Written task:
Reproduce each line of the material exactly, minus any picture.

Raw data:
● ● ● ● ● ● ●

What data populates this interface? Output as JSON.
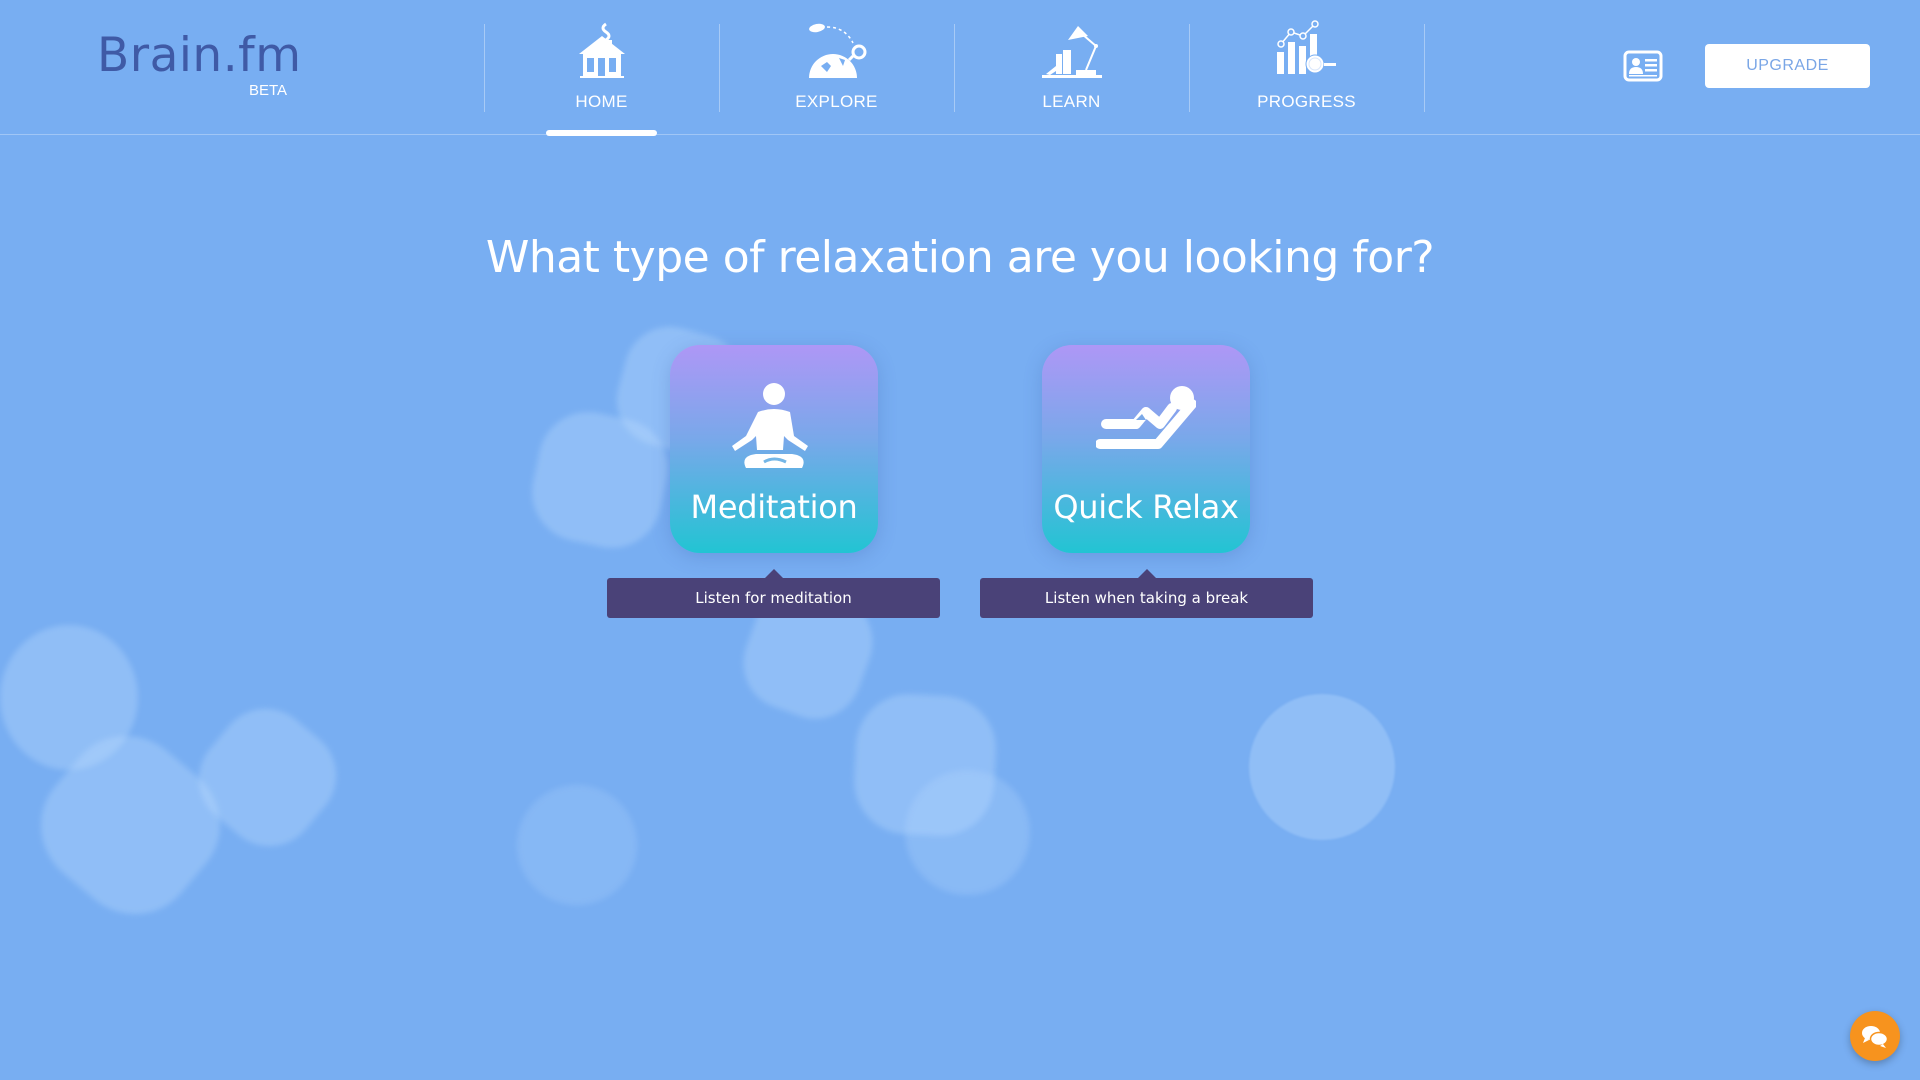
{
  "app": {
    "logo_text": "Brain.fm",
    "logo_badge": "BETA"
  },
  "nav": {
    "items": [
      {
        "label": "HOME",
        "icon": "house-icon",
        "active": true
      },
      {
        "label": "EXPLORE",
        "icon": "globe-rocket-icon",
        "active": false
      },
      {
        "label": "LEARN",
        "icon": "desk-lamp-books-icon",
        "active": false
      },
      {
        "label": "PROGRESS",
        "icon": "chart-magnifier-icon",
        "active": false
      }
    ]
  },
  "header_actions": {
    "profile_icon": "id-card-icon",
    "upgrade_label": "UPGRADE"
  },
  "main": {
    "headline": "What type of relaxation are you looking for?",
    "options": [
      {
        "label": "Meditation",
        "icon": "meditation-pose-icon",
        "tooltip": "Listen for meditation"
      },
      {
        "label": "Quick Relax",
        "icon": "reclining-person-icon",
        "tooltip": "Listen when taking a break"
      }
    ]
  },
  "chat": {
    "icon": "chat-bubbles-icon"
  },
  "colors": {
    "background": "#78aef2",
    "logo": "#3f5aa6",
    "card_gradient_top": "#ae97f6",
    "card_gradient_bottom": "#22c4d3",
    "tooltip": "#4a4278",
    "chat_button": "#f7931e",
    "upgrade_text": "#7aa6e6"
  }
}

● ● ● ● ● ● ●

Correct result:
What data populates this interface? Output as JSON.
{
  "app": {
    "logo_text": "Brain.fm",
    "logo_badge": "BETA"
  },
  "nav": {
    "items": [
      {
        "label": "HOME",
        "icon": "house-icon",
        "active": true
      },
      {
        "label": "EXPLORE",
        "icon": "globe-rocket-icon",
        "active": false
      },
      {
        "label": "LEARN",
        "icon": "desk-lamp-books-icon",
        "active": false
      },
      {
        "label": "PROGRESS",
        "icon": "chart-magnifier-icon",
        "active": false
      }
    ]
  },
  "header_actions": {
    "profile_icon": "id-card-icon",
    "upgrade_label": "UPGRADE"
  },
  "main": {
    "headline": "What type of relaxation are you looking for?",
    "options": [
      {
        "label": "Meditation",
        "icon": "meditation-pose-icon",
        "tooltip": "Listen for meditation"
      },
      {
        "label": "Quick Relax",
        "icon": "reclining-person-icon",
        "tooltip": "Listen when taking a break"
      }
    ]
  },
  "chat": {
    "icon": "chat-bubbles-icon"
  },
  "colors": {
    "background": "#78aef2",
    "logo": "#3f5aa6",
    "card_gradient_top": "#ae97f6",
    "card_gradient_bottom": "#22c4d3",
    "tooltip": "#4a4278",
    "chat_button": "#f7931e",
    "upgrade_text": "#7aa6e6"
  }
}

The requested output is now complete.